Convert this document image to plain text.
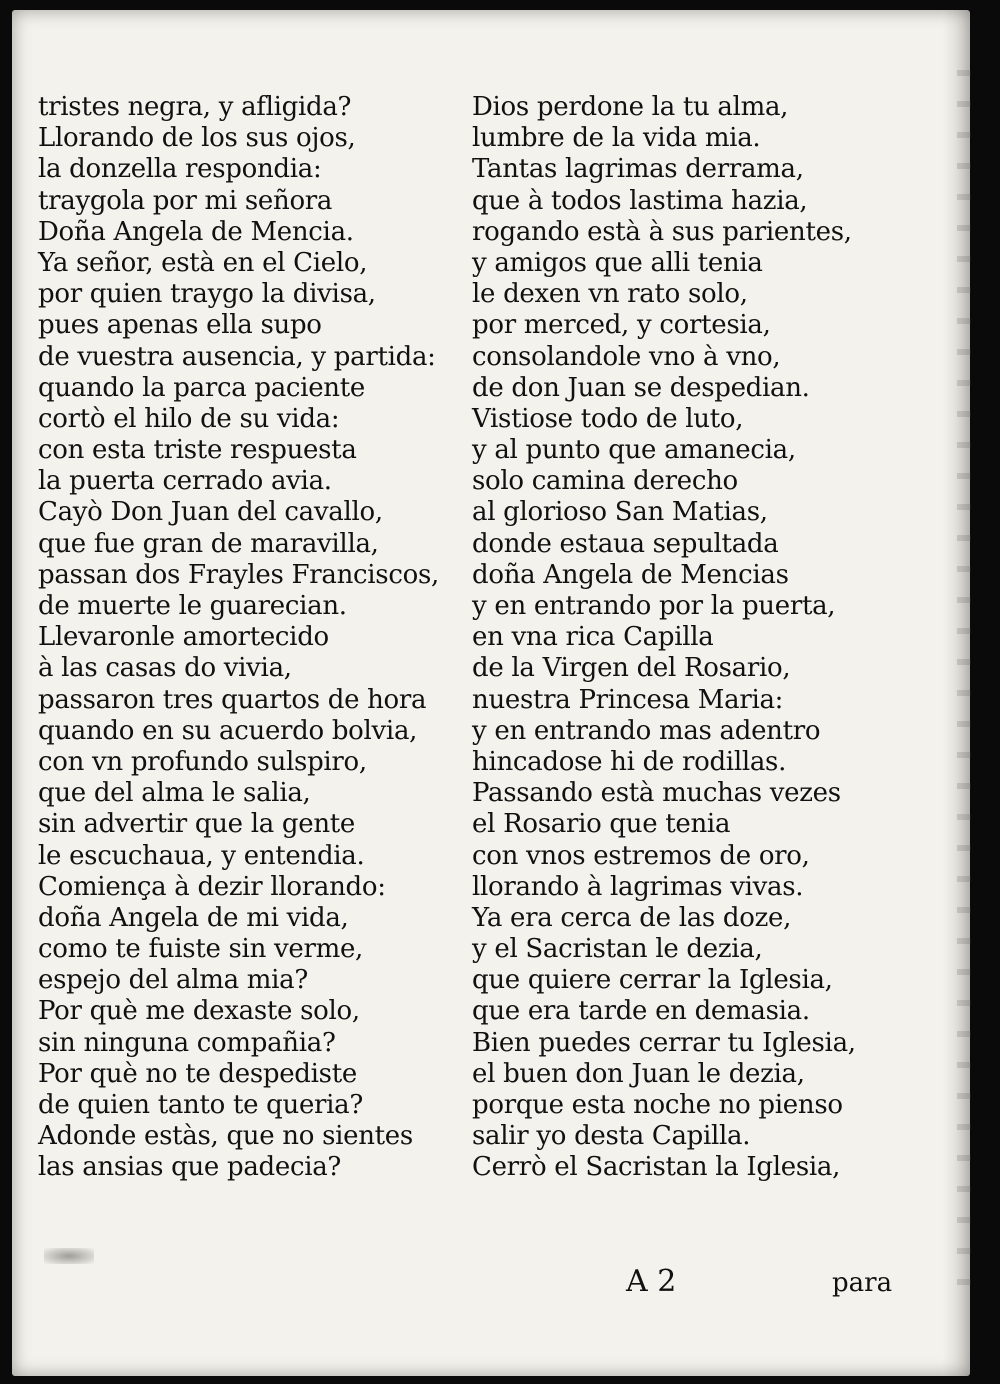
tristes negra, y afligida?
Llorando de los sus ojos,
la donzella respondia:
traygola por mi señora
Doña Angela de Mencia.
Ya señor, està en el Cielo,
por quien traygo la divisa,
pues apenas ella supo
de vuestra ausencia, y partida:
quando la parca paciente
cortò el hilo de su vida:
con esta triste respuesta
la puerta cerrado avia.
Cayò Don Juan del cavallo,
que fue gran de maravilla,
passan dos Frayles Franciscos,
de muerte le guarecian.
Llevaronle amortecido
à las casas do vivia,
passaron tres quartos de hora
quando en su acuerdo bolvia,
con vn profundo sulspiro,
que del alma le salia,
sin advertir que la gente
le escuchaua, y entendia.
Comiença à dezir llorando:
doña Angela de mi vida,
como te fuiste sin verme,
espejo del alma mia?
Por què me dexaste solo,
sin ninguna compañia?
Por què no te despediste
de quien tanto te queria?
Adonde estàs, que no sientes
las ansias que padecia?
Dios perdone la tu alma,
lumbre de la vida mia.
Tantas lagrimas derrama,
que à todos lastima hazia,
rogando està à sus parientes,
y amigos que alli tenia
le dexen vn rato solo,
por merced, y cortesia,
consolandole vno à vno,
de don Juan se despedian.
Vistiose todo de luto,
y al punto que amanecia,
solo camina derecho
al glorioso San Matias,
donde estaua sepultada
doña Angela de Mencias
y en entrando por la puerta,
en vna rica Capilla
de la Virgen del Rosario,
nuestra Princesa Maria:
y en entrando mas adentro
hincadose hi de rodillas.
Passando està muchas vezes
el Rosario que tenia
con vnos estremos de oro,
llorando à lagrimas vivas.
Ya era cerca de las doze,
y el Sacristan le dezia,
que quiere cerrar la Iglesia,
que era tarde en demasia.
Bien puedes cerrar tu Iglesia,
el buen don Juan le dezia,
porque esta noche no pienso
salir yo desta Capilla.
Cerrò el Sacristan la Iglesia,
A 2	para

--

- [PROBLEM] Take the listing and print it again exactly, but without any pictures.

- [ANSWER FOR THE TASK]
Convert this document image to plain text.
tristes negra, y afligida?
Llorando de los sus ojos,
la donzella respondia:
traygola por mi señora
Doña Angela de Mencia.
Ya señor, està en el Cielo,
por quien traygo la divisa,
pues apenas ella supo
de vuestra ausencia, y partida:
quando la parca paciente
cortò el hilo de su vida:
con esta triste respuesta
la puerta cerrado avia.
Cayò Don Juan del cavallo,
que fue gran de maravilla,
passan dos Frayles Franciscos,
de muerte le guarecian.
Llevaronle amortecido
à las casas do vivia,
passaron tres quartos de hora
quando en su acuerdo bolvia,
con vn profundo sulspiro,
que del alma le salia,
sin advertir que la gente
le escuchaua, y entendia.
Comiença à dezir llorando:
doña Angela de mi vida,
como te fuiste sin verme,
espejo del alma mia?
Por què me dexaste solo,
sin ninguna compañia?
Por què no te despediste
de quien tanto te queria?
Adonde estàs, que no sientes
las ansias que padecia?
Dios perdone la tu alma,
lumbre de la vida mia.
Tantas lagrimas derrama,
que à todos lastima hazia,
rogando està à sus parientes,
y amigos que alli tenia
le dexen vn rato solo,
por merced, y cortesia,
consolandole vno à vno,
de don Juan se despedian.
Vistiose todo de luto,
y al punto que amanecia,
solo camina derecho
al glorioso San Matias,
donde estaua sepultada
doña Angela de Mencias
y en entrando por la puerta,
en vna rica Capilla
de la Virgen del Rosario,
nuestra Princesa Maria:
y en entrando mas adentro
hincadose hi de rodillas.
Passando està muchas vezes
el Rosario que tenia
con vnos estremos de oro,
llorando à lagrimas vivas.
Ya era cerca de las doze,
y el Sacristan le dezia,
que quiere cerrar la Iglesia,
que era tarde en demasia.
Bien puedes cerrar tu Iglesia,
el buen don Juan le dezia,
porque esta noche no pienso
salir yo desta Capilla.
Cerrò el Sacristan la Iglesia,
A 2	para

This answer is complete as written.